## The task
Return the material word for word. Do not include the pictures.

== Data shown

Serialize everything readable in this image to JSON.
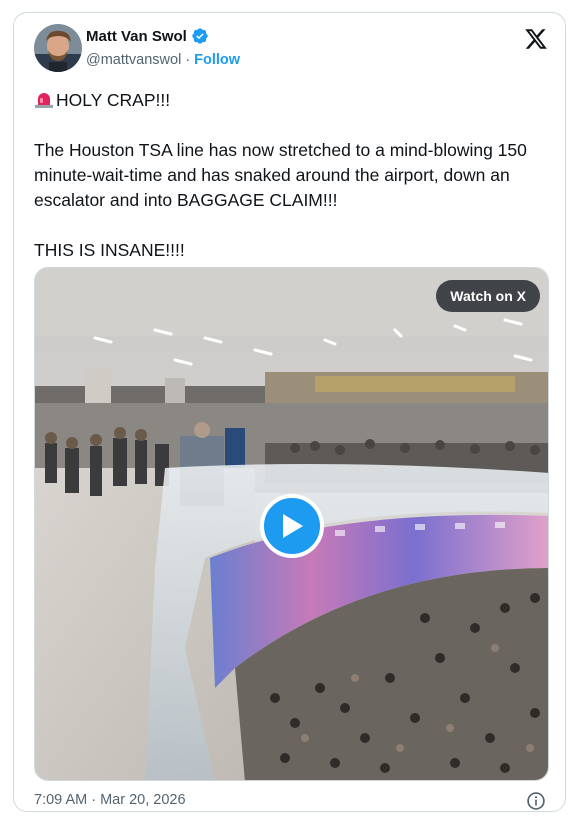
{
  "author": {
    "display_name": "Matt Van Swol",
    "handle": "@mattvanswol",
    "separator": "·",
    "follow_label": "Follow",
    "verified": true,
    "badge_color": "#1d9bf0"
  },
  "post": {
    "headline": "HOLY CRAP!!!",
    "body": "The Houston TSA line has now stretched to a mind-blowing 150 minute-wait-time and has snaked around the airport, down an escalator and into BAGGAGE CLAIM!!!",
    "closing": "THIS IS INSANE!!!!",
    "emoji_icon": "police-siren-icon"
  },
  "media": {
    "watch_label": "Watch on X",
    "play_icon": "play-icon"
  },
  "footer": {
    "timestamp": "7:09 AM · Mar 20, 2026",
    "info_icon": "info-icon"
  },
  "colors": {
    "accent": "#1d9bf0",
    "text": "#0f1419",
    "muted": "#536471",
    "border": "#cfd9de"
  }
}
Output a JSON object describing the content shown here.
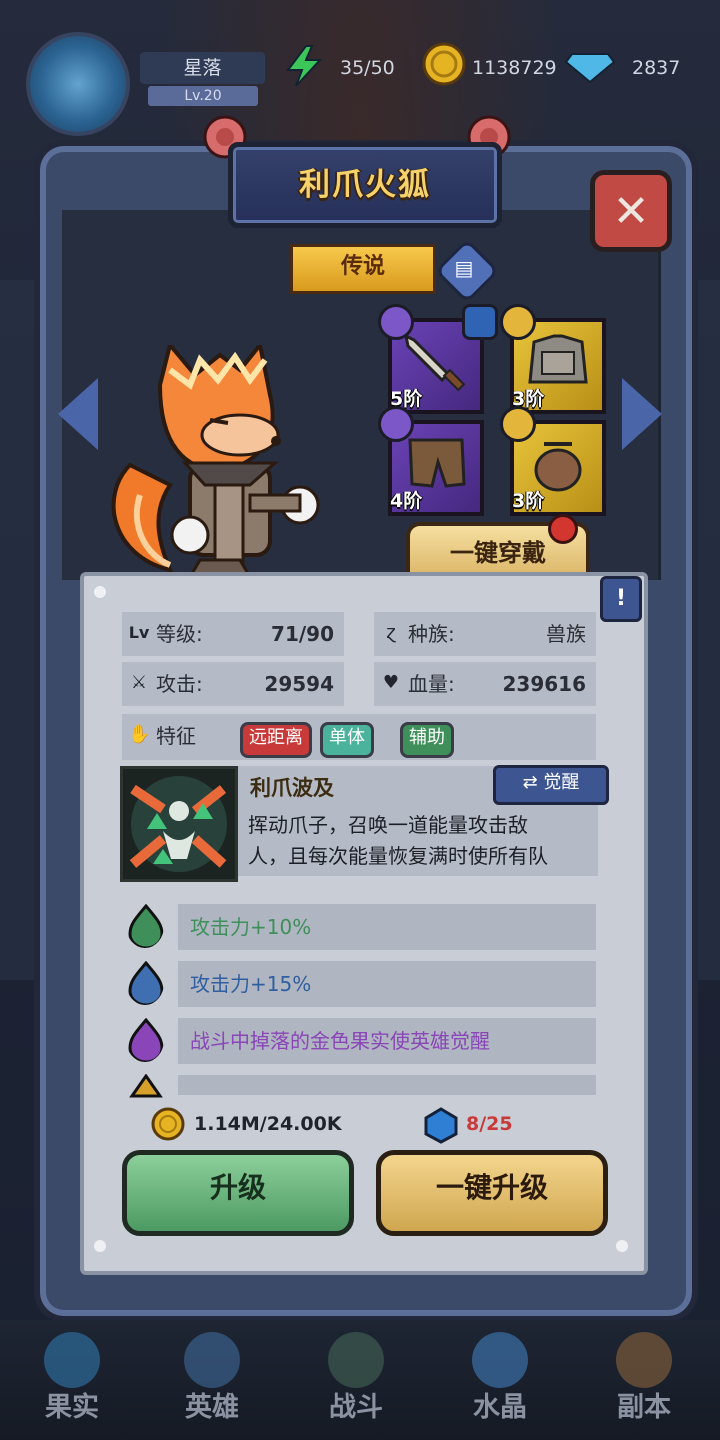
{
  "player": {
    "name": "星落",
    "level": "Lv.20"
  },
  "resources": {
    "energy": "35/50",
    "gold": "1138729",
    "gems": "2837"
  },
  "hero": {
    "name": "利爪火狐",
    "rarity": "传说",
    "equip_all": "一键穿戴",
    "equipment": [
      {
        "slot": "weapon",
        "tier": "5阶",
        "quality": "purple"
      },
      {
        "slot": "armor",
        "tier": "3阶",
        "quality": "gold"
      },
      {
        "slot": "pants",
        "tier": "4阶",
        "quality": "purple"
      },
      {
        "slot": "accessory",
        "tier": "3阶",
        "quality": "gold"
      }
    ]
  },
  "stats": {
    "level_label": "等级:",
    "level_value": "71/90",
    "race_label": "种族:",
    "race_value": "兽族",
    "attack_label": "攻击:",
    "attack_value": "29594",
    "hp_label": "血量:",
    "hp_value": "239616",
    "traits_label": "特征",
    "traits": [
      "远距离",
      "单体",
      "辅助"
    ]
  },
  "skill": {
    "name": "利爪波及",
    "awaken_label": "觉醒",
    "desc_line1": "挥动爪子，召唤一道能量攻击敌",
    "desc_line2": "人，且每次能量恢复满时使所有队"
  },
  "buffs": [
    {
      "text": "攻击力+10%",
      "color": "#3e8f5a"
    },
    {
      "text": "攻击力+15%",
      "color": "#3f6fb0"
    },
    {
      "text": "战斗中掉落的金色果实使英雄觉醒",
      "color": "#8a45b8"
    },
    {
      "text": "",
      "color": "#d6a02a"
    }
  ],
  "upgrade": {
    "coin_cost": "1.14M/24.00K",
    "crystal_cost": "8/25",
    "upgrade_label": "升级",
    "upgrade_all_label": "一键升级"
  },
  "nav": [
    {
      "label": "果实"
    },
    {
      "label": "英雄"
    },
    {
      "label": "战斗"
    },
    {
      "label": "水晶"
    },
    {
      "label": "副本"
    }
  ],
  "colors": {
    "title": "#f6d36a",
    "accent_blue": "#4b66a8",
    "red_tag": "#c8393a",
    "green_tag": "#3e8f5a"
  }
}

====

## Written solution
Serialize everything readable in this image to JSON.
{
  "author": {
    "display_name": "Matt Van Swol",
    "handle": "@mattvanswol",
    "separator": "·",
    "follow_label": "Follow",
    "verified": true,
    "badge_color": "#1d9bf0"
  },
  "post": {
    "headline": "HOLY CRAP!!!",
    "body": "The Houston TSA line has now stretched to a mind-blowing 150 minute-wait-time and has snaked around the airport, down an escalator and into BAGGAGE CLAIM!!!",
    "closing": "THIS IS INSANE!!!!",
    "emoji_icon": "police-siren-icon"
  },
  "media": {
    "watch_label": "Watch on X",
    "play_icon": "play-icon"
  },
  "footer": {
    "timestamp": "7:09 AM · Mar 20, 2026",
    "info_icon": "info-icon"
  },
  "colors": {
    "accent": "#1d9bf0",
    "text": "#0f1419",
    "muted": "#536471",
    "border": "#cfd9de"
  }
}
Output a JSON object describing the content shown here.
{
  "player": {
    "name": "星落",
    "level": "Lv.20"
  },
  "resources": {
    "energy": "35/50",
    "gold": "1138729",
    "gems": "2837"
  },
  "hero": {
    "name": "利爪火狐",
    "rarity": "传说",
    "equip_all": "一键穿戴",
    "equipment": [
      {
        "slot": "weapon",
        "tier": "5阶",
        "quality": "purple"
      },
      {
        "slot": "armor",
        "tier": "3阶",
        "quality": "gold"
      },
      {
        "slot": "pants",
        "tier": "4阶",
        "quality": "purple"
      },
      {
        "slot": "accessory",
        "tier": "3阶",
        "quality": "gold"
      }
    ]
  },
  "stats": {
    "level_label": "等级:",
    "level_value": "71/90",
    "race_label": "种族:",
    "race_value": "兽族",
    "attack_label": "攻击:",
    "attack_value": "29594",
    "hp_label": "血量:",
    "hp_value": "239616",
    "traits_label": "特征",
    "traits": [
      "远距离",
      "单体",
      "辅助"
    ]
  },
  "skill": {
    "name": "利爪波及",
    "awaken_label": "觉醒",
    "desc_line1": "挥动爪子，召唤一道能量攻击敌",
    "desc_line2": "人，且每次能量恢复满时使所有队"
  },
  "buffs": [
    {
      "text": "攻击力+10%",
      "color": "#3e8f5a"
    },
    {
      "text": "攻击力+15%",
      "color": "#3f6fb0"
    },
    {
      "text": "战斗中掉落的金色果实使英雄觉醒",
      "color": "#8a45b8"
    },
    {
      "text": "",
      "color": "#d6a02a"
    }
  ],
  "upgrade": {
    "coin_cost": "1.14M/24.00K",
    "crystal_cost": "8/25",
    "upgrade_label": "升级",
    "upgrade_all_label": "一键升级"
  },
  "nav": [
    {
      "label": "果实"
    },
    {
      "label": "英雄"
    },
    {
      "label": "战斗"
    },
    {
      "label": "水晶"
    },
    {
      "label": "副本"
    }
  ],
  "colors": {
    "title": "#f6d36a",
    "accent_blue": "#4b66a8",
    "red_tag": "#c8393a",
    "green_tag": "#3e8f5a"
  }
}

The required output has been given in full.